— Begin Data section —
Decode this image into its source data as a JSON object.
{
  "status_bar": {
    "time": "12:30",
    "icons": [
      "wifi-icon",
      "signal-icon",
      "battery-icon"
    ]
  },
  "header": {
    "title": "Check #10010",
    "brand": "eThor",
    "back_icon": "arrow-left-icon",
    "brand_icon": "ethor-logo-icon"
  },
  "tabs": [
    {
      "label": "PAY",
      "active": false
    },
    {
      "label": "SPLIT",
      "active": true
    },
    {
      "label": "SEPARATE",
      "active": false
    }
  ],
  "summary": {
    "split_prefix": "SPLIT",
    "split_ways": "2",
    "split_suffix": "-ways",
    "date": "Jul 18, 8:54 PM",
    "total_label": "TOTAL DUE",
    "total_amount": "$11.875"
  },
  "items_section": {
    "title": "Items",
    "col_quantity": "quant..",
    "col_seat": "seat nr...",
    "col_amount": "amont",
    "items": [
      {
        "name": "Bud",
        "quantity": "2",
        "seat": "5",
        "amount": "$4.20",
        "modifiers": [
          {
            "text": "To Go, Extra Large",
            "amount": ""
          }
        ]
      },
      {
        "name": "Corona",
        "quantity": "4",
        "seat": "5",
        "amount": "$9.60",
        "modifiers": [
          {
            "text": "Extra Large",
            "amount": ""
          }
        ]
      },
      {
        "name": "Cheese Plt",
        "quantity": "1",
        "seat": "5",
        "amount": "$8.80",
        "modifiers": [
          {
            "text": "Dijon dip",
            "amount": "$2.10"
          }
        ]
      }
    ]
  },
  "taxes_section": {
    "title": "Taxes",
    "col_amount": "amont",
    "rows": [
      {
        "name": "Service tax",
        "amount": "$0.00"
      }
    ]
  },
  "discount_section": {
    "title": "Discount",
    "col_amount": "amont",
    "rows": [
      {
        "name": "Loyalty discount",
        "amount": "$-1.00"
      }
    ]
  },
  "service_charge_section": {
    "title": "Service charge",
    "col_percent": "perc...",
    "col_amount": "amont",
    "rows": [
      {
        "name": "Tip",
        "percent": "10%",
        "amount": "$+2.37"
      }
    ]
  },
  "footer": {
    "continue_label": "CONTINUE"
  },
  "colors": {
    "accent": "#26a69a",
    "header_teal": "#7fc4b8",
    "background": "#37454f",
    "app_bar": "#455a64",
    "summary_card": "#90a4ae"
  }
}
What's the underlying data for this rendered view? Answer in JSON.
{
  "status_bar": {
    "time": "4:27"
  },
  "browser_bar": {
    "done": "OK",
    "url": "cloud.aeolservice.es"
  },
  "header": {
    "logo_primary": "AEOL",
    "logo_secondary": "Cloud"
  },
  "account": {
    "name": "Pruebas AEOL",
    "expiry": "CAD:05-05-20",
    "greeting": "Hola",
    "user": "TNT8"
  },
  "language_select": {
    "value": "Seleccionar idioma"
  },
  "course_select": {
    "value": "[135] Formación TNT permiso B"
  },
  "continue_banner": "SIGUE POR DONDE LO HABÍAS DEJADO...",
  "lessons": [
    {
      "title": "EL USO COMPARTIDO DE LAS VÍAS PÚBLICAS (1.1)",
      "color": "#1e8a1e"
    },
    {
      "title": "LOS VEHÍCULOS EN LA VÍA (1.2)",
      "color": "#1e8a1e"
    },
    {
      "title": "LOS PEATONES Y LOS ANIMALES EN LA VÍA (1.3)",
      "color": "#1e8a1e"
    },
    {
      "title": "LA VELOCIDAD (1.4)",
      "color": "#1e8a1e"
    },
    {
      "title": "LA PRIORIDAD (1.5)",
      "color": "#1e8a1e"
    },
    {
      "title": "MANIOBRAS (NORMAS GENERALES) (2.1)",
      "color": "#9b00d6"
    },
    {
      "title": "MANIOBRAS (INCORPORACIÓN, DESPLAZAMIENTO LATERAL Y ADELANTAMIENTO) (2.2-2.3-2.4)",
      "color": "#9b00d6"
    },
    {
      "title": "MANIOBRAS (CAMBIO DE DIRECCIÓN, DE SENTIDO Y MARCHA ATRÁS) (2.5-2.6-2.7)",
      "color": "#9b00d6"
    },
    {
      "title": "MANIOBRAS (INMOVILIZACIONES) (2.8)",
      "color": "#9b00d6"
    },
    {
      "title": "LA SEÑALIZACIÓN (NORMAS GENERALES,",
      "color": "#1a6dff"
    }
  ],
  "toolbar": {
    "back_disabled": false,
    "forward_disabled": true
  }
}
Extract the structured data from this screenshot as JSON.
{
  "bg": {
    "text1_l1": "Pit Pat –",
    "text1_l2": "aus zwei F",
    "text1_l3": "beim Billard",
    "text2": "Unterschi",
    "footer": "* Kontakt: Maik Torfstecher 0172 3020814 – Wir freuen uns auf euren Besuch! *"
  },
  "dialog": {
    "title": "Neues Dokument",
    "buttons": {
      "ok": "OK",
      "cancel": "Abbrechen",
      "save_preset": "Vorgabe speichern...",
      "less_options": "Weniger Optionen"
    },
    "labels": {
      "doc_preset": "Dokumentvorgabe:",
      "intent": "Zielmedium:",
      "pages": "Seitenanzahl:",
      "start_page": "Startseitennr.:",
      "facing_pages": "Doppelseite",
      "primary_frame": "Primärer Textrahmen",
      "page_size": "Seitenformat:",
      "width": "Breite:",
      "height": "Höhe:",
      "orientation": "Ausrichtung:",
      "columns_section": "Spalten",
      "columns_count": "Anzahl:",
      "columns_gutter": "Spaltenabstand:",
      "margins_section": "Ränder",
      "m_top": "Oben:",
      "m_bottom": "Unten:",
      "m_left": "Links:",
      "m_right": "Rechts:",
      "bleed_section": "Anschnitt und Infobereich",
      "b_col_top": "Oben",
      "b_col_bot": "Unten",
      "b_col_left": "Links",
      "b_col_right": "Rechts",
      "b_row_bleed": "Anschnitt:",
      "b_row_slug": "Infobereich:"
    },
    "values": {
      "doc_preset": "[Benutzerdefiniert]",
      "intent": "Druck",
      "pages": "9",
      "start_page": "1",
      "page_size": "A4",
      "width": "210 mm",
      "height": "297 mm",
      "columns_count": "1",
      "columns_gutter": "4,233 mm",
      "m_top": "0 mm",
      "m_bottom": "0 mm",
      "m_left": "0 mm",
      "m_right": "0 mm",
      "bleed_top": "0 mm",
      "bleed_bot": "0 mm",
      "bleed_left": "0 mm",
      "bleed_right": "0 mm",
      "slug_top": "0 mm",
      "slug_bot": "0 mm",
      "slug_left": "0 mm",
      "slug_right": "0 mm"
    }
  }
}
— End Data section —
What is expected =
Print all the data exactly.

The response =
Decode this image into its source data as a JSON object.
{
  "status_bar": {
    "time": "12:30",
    "icons": [
      "wifi-icon",
      "signal-icon",
      "battery-icon"
    ]
  },
  "header": {
    "title": "Check #10010",
    "brand": "eThor",
    "back_icon": "arrow-left-icon",
    "brand_icon": "ethor-logo-icon"
  },
  "tabs": [
    {
      "label": "PAY",
      "active": false
    },
    {
      "label": "SPLIT",
      "active": true
    },
    {
      "label": "SEPARATE",
      "active": false
    }
  ],
  "summary": {
    "split_prefix": "SPLIT",
    "split_ways": "2",
    "split_suffix": "-ways",
    "date": "Jul 18, 8:54 PM",
    "total_label": "TOTAL DUE",
    "total_amount": "$11.875"
  },
  "items_section": {
    "title": "Items",
    "col_quantity": "quant..",
    "col_seat": "seat nr...",
    "col_amount": "amont",
    "items": [
      {
        "name": "Bud",
        "quantity": "2",
        "seat": "5",
        "amount": "$4.20",
        "modifiers": [
          {
            "text": "To Go, Extra Large",
            "amount": ""
          }
        ]
      },
      {
        "name": "Corona",
        "quantity": "4",
        "seat": "5",
        "amount": "$9.60",
        "modifiers": [
          {
            "text": "Extra Large",
            "amount": ""
          }
        ]
      },
      {
        "name": "Cheese Plt",
        "quantity": "1",
        "seat": "5",
        "amount": "$8.80",
        "modifiers": [
          {
            "text": "Dijon dip",
            "amount": "$2.10"
          }
        ]
      }
    ]
  },
  "taxes_section": {
    "title": "Taxes",
    "col_amount": "amont",
    "rows": [
      {
        "name": "Service tax",
        "amount": "$0.00"
      }
    ]
  },
  "discount_section": {
    "title": "Discount",
    "col_amount": "amont",
    "rows": [
      {
        "name": "Loyalty discount",
        "amount": "$-1.00"
      }
    ]
  },
  "service_charge_section": {
    "title": "Service charge",
    "col_percent": "perc...",
    "col_amount": "amont",
    "rows": [
      {
        "name": "Tip",
        "percent": "10%",
        "amount": "$+2.37"
      }
    ]
  },
  "footer": {
    "continue_label": "CONTINUE"
  },
  "colors": {
    "accent": "#26a69a",
    "header_teal": "#7fc4b8",
    "background": "#37454f",
    "app_bar": "#455a64",
    "summary_card": "#90a4ae"
  }
}
What's the underlying data for this rendered view? Answer in JSON.
{
  "status_bar": {
    "time": "4:27"
  },
  "browser_bar": {
    "done": "OK",
    "url": "cloud.aeolservice.es"
  },
  "header": {
    "logo_primary": "AEOL",
    "logo_secondary": "Cloud"
  },
  "account": {
    "name": "Pruebas AEOL",
    "expiry": "CAD:05-05-20",
    "greeting": "Hola",
    "user": "TNT8"
  },
  "language_select": {
    "value": "Seleccionar idioma"
  },
  "course_select": {
    "value": "[135] Formación TNT permiso B"
  },
  "continue_banner": "SIGUE POR DONDE LO HABÍAS DEJADO...",
  "lessons": [
    {
      "title": "EL USO COMPARTIDO DE LAS VÍAS PÚBLICAS (1.1)",
      "color": "#1e8a1e"
    },
    {
      "title": "LOS VEHÍCULOS EN LA VÍA (1.2)",
      "color": "#1e8a1e"
    },
    {
      "title": "LOS PEATONES Y LOS ANIMALES EN LA VÍA (1.3)",
      "color": "#1e8a1e"
    },
    {
      "title": "LA VELOCIDAD (1.4)",
      "color": "#1e8a1e"
    },
    {
      "title": "LA PRIORIDAD (1.5)",
      "color": "#1e8a1e"
    },
    {
      "title": "MANIOBRAS (NORMAS GENERALES) (2.1)",
      "color": "#9b00d6"
    },
    {
      "title": "MANIOBRAS (INCORPORACIÓN, DESPLAZAMIENTO LATERAL Y ADELANTAMIENTO) (2.2-2.3-2.4)",
      "color": "#9b00d6"
    },
    {
      "title": "MANIOBRAS (CAMBIO DE DIRECCIÓN, DE SENTIDO Y MARCHA ATRÁS) (2.5-2.6-2.7)",
      "color": "#9b00d6"
    },
    {
      "title": "MANIOBRAS (INMOVILIZACIONES) (2.8)",
      "color": "#9b00d6"
    },
    {
      "title": "LA SEÑALIZACIÓN (NORMAS GENERALES,",
      "color": "#1a6dff"
    }
  ],
  "toolbar": {
    "back_disabled": false,
    "forward_disabled": true
  }
}
Extract the structured data from this screenshot as JSON.
{
  "bg": {
    "text1_l1": "Pit Pat –",
    "text1_l2": "aus zwei F",
    "text1_l3": "beim Billard",
    "text2": "Unterschi",
    "footer": "* Kontakt: Maik Torfstecher 0172 3020814 – Wir freuen uns auf euren Besuch! *"
  },
  "dialog": {
    "title": "Neues Dokument",
    "buttons": {
      "ok": "OK",
      "cancel": "Abbrechen",
      "save_preset": "Vorgabe speichern...",
      "less_options": "Weniger Optionen"
    },
    "labels": {
      "doc_preset": "Dokumentvorgabe:",
      "intent": "Zielmedium:",
      "pages": "Seitenanzahl:",
      "start_page": "Startseitennr.:",
      "facing_pages": "Doppelseite",
      "primary_frame": "Primärer Textrahmen",
      "page_size": "Seitenformat:",
      "width": "Breite:",
      "height": "Höhe:",
      "orientation": "Ausrichtung:",
      "columns_section": "Spalten",
      "columns_count": "Anzahl:",
      "columns_gutter": "Spaltenabstand:",
      "margins_section": "Ränder",
      "m_top": "Oben:",
      "m_bottom": "Unten:",
      "m_left": "Links:",
      "m_right": "Rechts:",
      "bleed_section": "Anschnitt und Infobereich",
      "b_col_top": "Oben",
      "b_col_bot": "Unten",
      "b_col_left": "Links",
      "b_col_right": "Rechts",
      "b_row_bleed": "Anschnitt:",
      "b_row_slug": "Infobereich:"
    },
    "values": {
      "doc_preset": "[Benutzerdefiniert]",
      "intent": "Druck",
      "pages": "9",
      "start_page": "1",
      "page_size": "A4",
      "width": "210 mm",
      "height": "297 mm",
      "columns_count": "1",
      "columns_gutter": "4,233 mm",
      "m_top": "0 mm",
      "m_bottom": "0 mm",
      "m_left": "0 mm",
      "m_right": "0 mm",
      "bleed_top": "0 mm",
      "bleed_bot": "0 mm",
      "bleed_left": "0 mm",
      "bleed_right": "0 mm",
      "slug_top": "0 mm",
      "slug_bot": "0 mm",
      "slug_left": "0 mm",
      "slug_right": "0 mm"
    }
  }
}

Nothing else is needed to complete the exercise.